PROBLEM TO WORK ON
Assemble all lines in which the string "Handlebars" appears.

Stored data
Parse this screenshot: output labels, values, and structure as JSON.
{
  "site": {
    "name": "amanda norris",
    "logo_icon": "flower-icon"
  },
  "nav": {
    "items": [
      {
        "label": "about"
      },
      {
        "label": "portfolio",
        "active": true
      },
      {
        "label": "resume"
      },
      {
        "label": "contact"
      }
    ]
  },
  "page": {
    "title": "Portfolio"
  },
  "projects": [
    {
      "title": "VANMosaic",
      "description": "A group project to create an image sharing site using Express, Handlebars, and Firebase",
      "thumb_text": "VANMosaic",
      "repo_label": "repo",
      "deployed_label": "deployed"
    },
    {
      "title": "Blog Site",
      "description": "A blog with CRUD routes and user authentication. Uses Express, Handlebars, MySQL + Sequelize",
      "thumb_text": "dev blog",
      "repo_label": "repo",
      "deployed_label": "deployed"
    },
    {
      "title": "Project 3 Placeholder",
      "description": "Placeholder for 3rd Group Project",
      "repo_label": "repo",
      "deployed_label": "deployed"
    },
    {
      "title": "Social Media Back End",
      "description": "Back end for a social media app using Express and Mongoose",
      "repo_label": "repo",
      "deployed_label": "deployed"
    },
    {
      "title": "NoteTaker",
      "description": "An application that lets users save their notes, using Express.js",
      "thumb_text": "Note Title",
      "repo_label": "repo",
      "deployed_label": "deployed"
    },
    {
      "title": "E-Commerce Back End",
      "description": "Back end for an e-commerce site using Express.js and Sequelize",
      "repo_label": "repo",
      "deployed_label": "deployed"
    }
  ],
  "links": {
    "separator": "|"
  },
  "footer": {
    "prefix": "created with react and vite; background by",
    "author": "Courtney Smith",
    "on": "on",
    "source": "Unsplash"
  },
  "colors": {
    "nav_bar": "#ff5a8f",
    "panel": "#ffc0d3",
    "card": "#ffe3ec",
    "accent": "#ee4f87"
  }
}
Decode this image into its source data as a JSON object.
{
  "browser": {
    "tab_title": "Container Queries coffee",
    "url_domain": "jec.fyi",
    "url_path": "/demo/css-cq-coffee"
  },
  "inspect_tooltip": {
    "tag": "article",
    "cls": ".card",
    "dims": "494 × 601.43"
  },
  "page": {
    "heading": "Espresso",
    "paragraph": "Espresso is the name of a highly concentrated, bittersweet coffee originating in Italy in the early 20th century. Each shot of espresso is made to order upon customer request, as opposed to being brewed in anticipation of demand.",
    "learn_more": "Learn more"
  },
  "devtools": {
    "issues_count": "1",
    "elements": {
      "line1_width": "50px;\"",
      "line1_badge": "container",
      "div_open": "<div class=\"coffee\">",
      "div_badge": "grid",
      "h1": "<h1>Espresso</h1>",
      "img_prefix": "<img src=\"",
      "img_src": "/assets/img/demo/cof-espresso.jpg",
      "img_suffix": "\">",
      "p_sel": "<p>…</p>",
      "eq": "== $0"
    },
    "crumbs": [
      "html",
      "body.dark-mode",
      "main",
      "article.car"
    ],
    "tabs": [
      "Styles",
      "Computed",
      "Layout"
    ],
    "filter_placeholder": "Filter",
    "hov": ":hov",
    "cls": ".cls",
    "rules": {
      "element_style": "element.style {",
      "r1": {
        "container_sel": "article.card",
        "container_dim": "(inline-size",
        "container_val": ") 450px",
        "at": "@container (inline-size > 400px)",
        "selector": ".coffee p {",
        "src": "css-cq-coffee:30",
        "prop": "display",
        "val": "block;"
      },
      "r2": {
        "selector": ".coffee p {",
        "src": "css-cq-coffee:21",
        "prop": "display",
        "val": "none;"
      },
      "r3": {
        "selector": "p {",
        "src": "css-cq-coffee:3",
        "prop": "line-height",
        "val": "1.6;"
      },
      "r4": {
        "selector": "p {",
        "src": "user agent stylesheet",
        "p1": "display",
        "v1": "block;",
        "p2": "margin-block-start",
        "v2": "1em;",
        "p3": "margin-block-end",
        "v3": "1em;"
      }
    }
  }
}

CORRECT RESULT
      "description": "A group project to create an image sharing site using Express, Handlebars, and Firebase",
      "description": "A blog with CRUD routes and user authentication. Uses Express, Handlebars, MySQL + Sequelize",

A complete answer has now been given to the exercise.